Task brief: Transcribe precisely those lines of the listing that fall between the line containing "Give me the" and the last line, inclusive of both.

Data rows:

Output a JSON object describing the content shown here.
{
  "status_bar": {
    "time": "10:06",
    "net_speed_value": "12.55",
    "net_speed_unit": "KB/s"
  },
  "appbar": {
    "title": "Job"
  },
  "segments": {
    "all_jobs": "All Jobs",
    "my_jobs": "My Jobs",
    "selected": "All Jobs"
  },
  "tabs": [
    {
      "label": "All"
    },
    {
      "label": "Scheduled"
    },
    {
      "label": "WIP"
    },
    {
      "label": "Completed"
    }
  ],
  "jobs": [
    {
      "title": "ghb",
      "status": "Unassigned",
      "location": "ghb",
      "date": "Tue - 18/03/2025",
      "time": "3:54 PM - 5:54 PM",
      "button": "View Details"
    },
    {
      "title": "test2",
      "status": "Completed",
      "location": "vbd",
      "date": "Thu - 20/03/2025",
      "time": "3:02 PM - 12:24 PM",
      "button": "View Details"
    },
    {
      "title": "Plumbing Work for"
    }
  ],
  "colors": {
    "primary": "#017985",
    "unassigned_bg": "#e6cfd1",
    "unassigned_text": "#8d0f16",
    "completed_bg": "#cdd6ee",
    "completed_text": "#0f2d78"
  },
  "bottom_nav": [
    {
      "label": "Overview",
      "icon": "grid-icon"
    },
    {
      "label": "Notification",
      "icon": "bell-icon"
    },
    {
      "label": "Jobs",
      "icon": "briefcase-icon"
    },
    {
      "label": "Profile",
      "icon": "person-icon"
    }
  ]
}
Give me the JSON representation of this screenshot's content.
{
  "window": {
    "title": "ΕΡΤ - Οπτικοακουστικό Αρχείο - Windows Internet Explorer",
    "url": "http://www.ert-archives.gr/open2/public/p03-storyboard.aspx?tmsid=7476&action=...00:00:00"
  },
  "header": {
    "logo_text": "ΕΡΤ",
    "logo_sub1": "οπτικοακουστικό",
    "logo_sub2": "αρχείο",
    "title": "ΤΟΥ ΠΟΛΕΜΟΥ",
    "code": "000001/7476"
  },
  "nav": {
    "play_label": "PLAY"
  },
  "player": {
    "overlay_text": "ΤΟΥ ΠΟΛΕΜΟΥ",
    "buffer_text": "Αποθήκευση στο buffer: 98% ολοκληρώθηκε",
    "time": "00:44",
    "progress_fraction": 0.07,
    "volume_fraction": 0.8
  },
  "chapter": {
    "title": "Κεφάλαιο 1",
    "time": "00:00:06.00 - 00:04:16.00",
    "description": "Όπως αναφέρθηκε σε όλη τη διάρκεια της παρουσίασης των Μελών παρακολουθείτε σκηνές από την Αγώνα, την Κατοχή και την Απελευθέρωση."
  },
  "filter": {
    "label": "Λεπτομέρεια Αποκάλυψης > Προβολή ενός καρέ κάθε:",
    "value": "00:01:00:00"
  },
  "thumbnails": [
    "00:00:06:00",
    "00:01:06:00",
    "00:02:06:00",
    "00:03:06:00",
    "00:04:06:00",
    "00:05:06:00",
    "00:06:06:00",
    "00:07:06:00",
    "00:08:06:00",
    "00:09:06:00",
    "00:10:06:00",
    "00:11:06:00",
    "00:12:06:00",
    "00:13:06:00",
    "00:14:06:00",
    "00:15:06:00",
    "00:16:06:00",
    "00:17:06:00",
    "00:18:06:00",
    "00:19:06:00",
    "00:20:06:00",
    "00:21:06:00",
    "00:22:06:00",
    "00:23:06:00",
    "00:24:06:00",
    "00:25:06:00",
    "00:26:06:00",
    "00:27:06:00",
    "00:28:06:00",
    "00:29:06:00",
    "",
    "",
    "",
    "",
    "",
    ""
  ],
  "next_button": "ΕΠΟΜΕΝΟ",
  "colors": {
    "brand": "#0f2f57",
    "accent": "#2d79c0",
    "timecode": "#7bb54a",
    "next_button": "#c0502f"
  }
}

Finished task:
Give me the JSON representation of this screenshot's content.
{
  "window": {
    "title": "ΕΡΤ - Οπτικοακουστικό Αρχείο - Windows Internet Explorer",
    "url": "http://www.ert-archives.gr/open2/public/p03-storyboard.aspx?tmsid=7476&action=...00:00:00"
  },
  "header": {
    "logo_text": "ΕΡΤ",
    "logo_sub1": "οπτικοακουστικό",
    "logo_sub2": "αρχείο",
    "title": "ΤΟΥ ΠΟΛΕΜΟΥ",
    "code": "000001/7476"
  },
  "nav": {
    "play_label": "PLAY"
  },
  "player": {
    "overlay_text": "ΤΟΥ ΠΟΛΕΜΟΥ",
    "buffer_text": "Αποθήκευση στο buffer: 98% ολοκληρώθηκε",
    "time": "00:44",
    "progress_fraction": 0.07,
    "volume_fraction": 0.8
  },
  "chapter": {
    "title": "Κεφάλαιο 1",
    "time": "00:00:06.00 - 00:04:16.00",
    "description": "Όπως αναφέρθηκε σε όλη τη διάρκεια της παρουσίασης των Μελών παρακολουθείτε σκηνές από την Αγώνα, την Κατοχή και την Απελευθέρωση."
  },
  "filter": {
    "label": "Λεπτομέρεια Αποκάλυψης > Προβολή ενός καρέ κάθε:",
    "value": "00:01:00:00"
  },
  "thumbnails": [
    "00:00:06:00",
    "00:01:06:00",
    "00:02:06:00",
    "00:03:06:00",
    "00:04:06:00",
    "00:05:06:00",
    "00:06:06:00",
    "00:07:06:00",
    "00:08:06:00",
    "00:09:06:00",
    "00:10:06:00",
    "00:11:06:00",
    "00:12:06:00",
    "00:13:06:00",
    "00:14:06:00",
    "00:15:06:00",
    "00:16:06:00",
    "00:17:06:00",
    "00:18:06:00",
    "00:19:06:00",
    "00:20:06:00",
    "00:21:06:00",
    "00:22:06:00",
    "00:23:06:00",
    "00:24:06:00",
    "00:25:06:00",
    "00:26:06:00",
    "00:27:06:00",
    "00:28:06:00",
    "00:29:06:00",
    "",
    "",
    "",
    "",
    "",
    ""
  ],
  "next_button": "ΕΠΟΜΕΝΟ",
  "colors": {
    "brand": "#0f2f57",
    "accent": "#2d79c0",
    "timecode": "#7bb54a",
    "next_button": "#c0502f"
  }
}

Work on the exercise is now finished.